* begin *
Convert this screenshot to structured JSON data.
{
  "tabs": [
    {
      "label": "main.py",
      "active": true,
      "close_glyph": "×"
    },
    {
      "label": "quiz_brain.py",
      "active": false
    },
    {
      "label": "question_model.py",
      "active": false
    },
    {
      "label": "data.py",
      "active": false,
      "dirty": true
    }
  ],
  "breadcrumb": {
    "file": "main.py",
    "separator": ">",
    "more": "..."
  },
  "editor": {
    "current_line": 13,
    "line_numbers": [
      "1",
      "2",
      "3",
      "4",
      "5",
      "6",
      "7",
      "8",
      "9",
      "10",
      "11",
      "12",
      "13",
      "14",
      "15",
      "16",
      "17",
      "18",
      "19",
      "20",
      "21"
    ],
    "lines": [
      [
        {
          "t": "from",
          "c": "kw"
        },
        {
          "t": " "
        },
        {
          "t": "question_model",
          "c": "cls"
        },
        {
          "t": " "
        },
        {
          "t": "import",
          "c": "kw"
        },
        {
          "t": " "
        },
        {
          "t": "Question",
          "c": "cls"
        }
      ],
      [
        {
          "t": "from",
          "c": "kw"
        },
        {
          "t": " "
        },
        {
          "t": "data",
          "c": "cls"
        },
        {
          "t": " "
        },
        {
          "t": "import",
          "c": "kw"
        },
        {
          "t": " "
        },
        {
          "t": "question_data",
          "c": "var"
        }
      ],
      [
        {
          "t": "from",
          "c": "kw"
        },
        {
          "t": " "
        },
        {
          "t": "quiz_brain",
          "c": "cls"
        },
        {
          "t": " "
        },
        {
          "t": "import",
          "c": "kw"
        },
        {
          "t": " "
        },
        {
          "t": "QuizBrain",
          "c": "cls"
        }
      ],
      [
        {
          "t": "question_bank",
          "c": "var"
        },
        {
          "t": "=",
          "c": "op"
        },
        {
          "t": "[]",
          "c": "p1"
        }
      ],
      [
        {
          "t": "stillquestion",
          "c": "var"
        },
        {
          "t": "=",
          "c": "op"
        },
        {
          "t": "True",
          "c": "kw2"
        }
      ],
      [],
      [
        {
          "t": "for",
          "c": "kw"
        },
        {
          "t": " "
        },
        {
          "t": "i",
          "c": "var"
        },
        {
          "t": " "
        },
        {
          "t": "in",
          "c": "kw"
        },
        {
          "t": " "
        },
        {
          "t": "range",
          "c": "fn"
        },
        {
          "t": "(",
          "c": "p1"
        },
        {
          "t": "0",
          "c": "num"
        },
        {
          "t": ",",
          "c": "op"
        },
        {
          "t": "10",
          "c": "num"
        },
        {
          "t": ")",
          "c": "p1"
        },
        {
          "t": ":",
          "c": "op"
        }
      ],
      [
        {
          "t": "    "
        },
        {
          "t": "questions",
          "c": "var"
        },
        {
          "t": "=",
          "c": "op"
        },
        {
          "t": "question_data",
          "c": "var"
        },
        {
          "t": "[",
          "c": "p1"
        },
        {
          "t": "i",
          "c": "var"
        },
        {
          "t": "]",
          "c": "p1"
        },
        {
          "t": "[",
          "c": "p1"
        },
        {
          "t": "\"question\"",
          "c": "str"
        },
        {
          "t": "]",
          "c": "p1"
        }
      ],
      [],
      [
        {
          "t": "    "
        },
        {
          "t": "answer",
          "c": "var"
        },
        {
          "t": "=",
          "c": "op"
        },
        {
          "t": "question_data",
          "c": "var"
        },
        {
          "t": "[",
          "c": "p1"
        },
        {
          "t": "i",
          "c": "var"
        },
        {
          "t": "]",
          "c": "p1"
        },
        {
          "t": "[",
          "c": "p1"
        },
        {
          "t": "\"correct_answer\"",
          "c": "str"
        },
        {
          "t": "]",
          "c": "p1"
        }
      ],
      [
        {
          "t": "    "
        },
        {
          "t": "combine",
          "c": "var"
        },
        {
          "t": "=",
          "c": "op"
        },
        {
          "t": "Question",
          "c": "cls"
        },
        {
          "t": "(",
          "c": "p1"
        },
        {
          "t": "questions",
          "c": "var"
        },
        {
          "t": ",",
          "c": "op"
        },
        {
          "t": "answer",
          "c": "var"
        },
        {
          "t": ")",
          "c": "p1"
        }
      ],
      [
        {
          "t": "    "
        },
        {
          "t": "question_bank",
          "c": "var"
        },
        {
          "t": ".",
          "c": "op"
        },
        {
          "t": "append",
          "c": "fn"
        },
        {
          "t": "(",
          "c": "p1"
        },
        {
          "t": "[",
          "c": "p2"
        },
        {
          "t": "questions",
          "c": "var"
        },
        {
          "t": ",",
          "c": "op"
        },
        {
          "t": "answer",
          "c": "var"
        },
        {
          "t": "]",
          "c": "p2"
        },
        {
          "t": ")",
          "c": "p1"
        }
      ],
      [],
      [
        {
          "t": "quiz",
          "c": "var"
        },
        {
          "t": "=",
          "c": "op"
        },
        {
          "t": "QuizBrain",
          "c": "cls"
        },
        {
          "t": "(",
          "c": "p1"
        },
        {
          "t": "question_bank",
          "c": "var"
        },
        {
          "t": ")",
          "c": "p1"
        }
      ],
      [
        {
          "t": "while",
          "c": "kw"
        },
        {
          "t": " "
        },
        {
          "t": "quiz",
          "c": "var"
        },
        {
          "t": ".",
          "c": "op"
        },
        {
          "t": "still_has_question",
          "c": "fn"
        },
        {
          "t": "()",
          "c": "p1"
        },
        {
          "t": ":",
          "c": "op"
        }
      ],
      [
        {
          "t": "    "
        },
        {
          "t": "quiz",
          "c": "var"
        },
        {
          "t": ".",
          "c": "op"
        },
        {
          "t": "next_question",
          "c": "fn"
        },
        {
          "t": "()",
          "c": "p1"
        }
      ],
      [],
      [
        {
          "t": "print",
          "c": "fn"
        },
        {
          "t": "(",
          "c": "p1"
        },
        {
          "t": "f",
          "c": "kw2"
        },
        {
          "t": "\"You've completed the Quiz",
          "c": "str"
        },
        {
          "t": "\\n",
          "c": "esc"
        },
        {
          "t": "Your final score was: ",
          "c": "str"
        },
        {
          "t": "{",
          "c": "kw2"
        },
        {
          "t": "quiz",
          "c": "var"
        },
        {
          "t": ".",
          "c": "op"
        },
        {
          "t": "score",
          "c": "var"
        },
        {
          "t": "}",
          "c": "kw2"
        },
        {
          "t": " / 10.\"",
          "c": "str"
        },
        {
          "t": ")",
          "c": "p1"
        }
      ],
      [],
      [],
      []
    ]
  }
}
* end *
» **TASK OBJECTIVE**
Each line in the material above must be retyped without alteration.

» **EXPECTED OUTPUT**
Convert this screenshot to structured JSON data.
{
  "tabs": [
    {
      "label": "main.py",
      "active": true,
      "close_glyph": "×"
    },
    {
      "label": "quiz_brain.py",
      "active": false
    },
    {
      "label": "question_model.py",
      "active": false
    },
    {
      "label": "data.py",
      "active": false,
      "dirty": true
    }
  ],
  "breadcrumb": {
    "file": "main.py",
    "separator": ">",
    "more": "..."
  },
  "editor": {
    "current_line": 13,
    "line_numbers": [
      "1",
      "2",
      "3",
      "4",
      "5",
      "6",
      "7",
      "8",
      "9",
      "10",
      "11",
      "12",
      "13",
      "14",
      "15",
      "16",
      "17",
      "18",
      "19",
      "20",
      "21"
    ],
    "lines": [
      [
        {
          "t": "from",
          "c": "kw"
        },
        {
          "t": " "
        },
        {
          "t": "question_model",
          "c": "cls"
        },
        {
          "t": " "
        },
        {
          "t": "import",
          "c": "kw"
        },
        {
          "t": " "
        },
        {
          "t": "Question",
          "c": "cls"
        }
      ],
      [
        {
          "t": "from",
          "c": "kw"
        },
        {
          "t": " "
        },
        {
          "t": "data",
          "c": "cls"
        },
        {
          "t": " "
        },
        {
          "t": "import",
          "c": "kw"
        },
        {
          "t": " "
        },
        {
          "t": "question_data",
          "c": "var"
        }
      ],
      [
        {
          "t": "from",
          "c": "kw"
        },
        {
          "t": " "
        },
        {
          "t": "quiz_brain",
          "c": "cls"
        },
        {
          "t": " "
        },
        {
          "t": "import",
          "c": "kw"
        },
        {
          "t": " "
        },
        {
          "t": "QuizBrain",
          "c": "cls"
        }
      ],
      [
        {
          "t": "question_bank",
          "c": "var"
        },
        {
          "t": "=",
          "c": "op"
        },
        {
          "t": "[]",
          "c": "p1"
        }
      ],
      [
        {
          "t": "stillquestion",
          "c": "var"
        },
        {
          "t": "=",
          "c": "op"
        },
        {
          "t": "True",
          "c": "kw2"
        }
      ],
      [],
      [
        {
          "t": "for",
          "c": "kw"
        },
        {
          "t": " "
        },
        {
          "t": "i",
          "c": "var"
        },
        {
          "t": " "
        },
        {
          "t": "in",
          "c": "kw"
        },
        {
          "t": " "
        },
        {
          "t": "range",
          "c": "fn"
        },
        {
          "t": "(",
          "c": "p1"
        },
        {
          "t": "0",
          "c": "num"
        },
        {
          "t": ",",
          "c": "op"
        },
        {
          "t": "10",
          "c": "num"
        },
        {
          "t": ")",
          "c": "p1"
        },
        {
          "t": ":",
          "c": "op"
        }
      ],
      [
        {
          "t": "    "
        },
        {
          "t": "questions",
          "c": "var"
        },
        {
          "t": "=",
          "c": "op"
        },
        {
          "t": "question_data",
          "c": "var"
        },
        {
          "t": "[",
          "c": "p1"
        },
        {
          "t": "i",
          "c": "var"
        },
        {
          "t": "]",
          "c": "p1"
        },
        {
          "t": "[",
          "c": "p1"
        },
        {
          "t": "\"question\"",
          "c": "str"
        },
        {
          "t": "]",
          "c": "p1"
        }
      ],
      [],
      [
        {
          "t": "    "
        },
        {
          "t": "answer",
          "c": "var"
        },
        {
          "t": "=",
          "c": "op"
        },
        {
          "t": "question_data",
          "c": "var"
        },
        {
          "t": "[",
          "c": "p1"
        },
        {
          "t": "i",
          "c": "var"
        },
        {
          "t": "]",
          "c": "p1"
        },
        {
          "t": "[",
          "c": "p1"
        },
        {
          "t": "\"correct_answer\"",
          "c": "str"
        },
        {
          "t": "]",
          "c": "p1"
        }
      ],
      [
        {
          "t": "    "
        },
        {
          "t": "combine",
          "c": "var"
        },
        {
          "t": "=",
          "c": "op"
        },
        {
          "t": "Question",
          "c": "cls"
        },
        {
          "t": "(",
          "c": "p1"
        },
        {
          "t": "questions",
          "c": "var"
        },
        {
          "t": ",",
          "c": "op"
        },
        {
          "t": "answer",
          "c": "var"
        },
        {
          "t": ")",
          "c": "p1"
        }
      ],
      [
        {
          "t": "    "
        },
        {
          "t": "question_bank",
          "c": "var"
        },
        {
          "t": ".",
          "c": "op"
        },
        {
          "t": "append",
          "c": "fn"
        },
        {
          "t": "(",
          "c": "p1"
        },
        {
          "t": "[",
          "c": "p2"
        },
        {
          "t": "questions",
          "c": "var"
        },
        {
          "t": ",",
          "c": "op"
        },
        {
          "t": "answer",
          "c": "var"
        },
        {
          "t": "]",
          "c": "p2"
        },
        {
          "t": ")",
          "c": "p1"
        }
      ],
      [],
      [
        {
          "t": "quiz",
          "c": "var"
        },
        {
          "t": "=",
          "c": "op"
        },
        {
          "t": "QuizBrain",
          "c": "cls"
        },
        {
          "t": "(",
          "c": "p1"
        },
        {
          "t": "question_bank",
          "c": "var"
        },
        {
          "t": ")",
          "c": "p1"
        }
      ],
      [
        {
          "t": "while",
          "c": "kw"
        },
        {
          "t": " "
        },
        {
          "t": "quiz",
          "c": "var"
        },
        {
          "t": ".",
          "c": "op"
        },
        {
          "t": "still_has_question",
          "c": "fn"
        },
        {
          "t": "()",
          "c": "p1"
        },
        {
          "t": ":",
          "c": "op"
        }
      ],
      [
        {
          "t": "    "
        },
        {
          "t": "quiz",
          "c": "var"
        },
        {
          "t": ".",
          "c": "op"
        },
        {
          "t": "next_question",
          "c": "fn"
        },
        {
          "t": "()",
          "c": "p1"
        }
      ],
      [],
      [
        {
          "t": "print",
          "c": "fn"
        },
        {
          "t": "(",
          "c": "p1"
        },
        {
          "t": "f",
          "c": "kw2"
        },
        {
          "t": "\"You've completed the Quiz",
          "c": "str"
        },
        {
          "t": "\\n",
          "c": "esc"
        },
        {
          "t": "Your final score was: ",
          "c": "str"
        },
        {
          "t": "{",
          "c": "kw2"
        },
        {
          "t": "quiz",
          "c": "var"
        },
        {
          "t": ".",
          "c": "op"
        },
        {
          "t": "score",
          "c": "var"
        },
        {
          "t": "}",
          "c": "kw2"
        },
        {
          "t": " / 10.\"",
          "c": "str"
        },
        {
          "t": ")",
          "c": "p1"
        }
      ],
      [],
      [],
      []
    ]
  }
}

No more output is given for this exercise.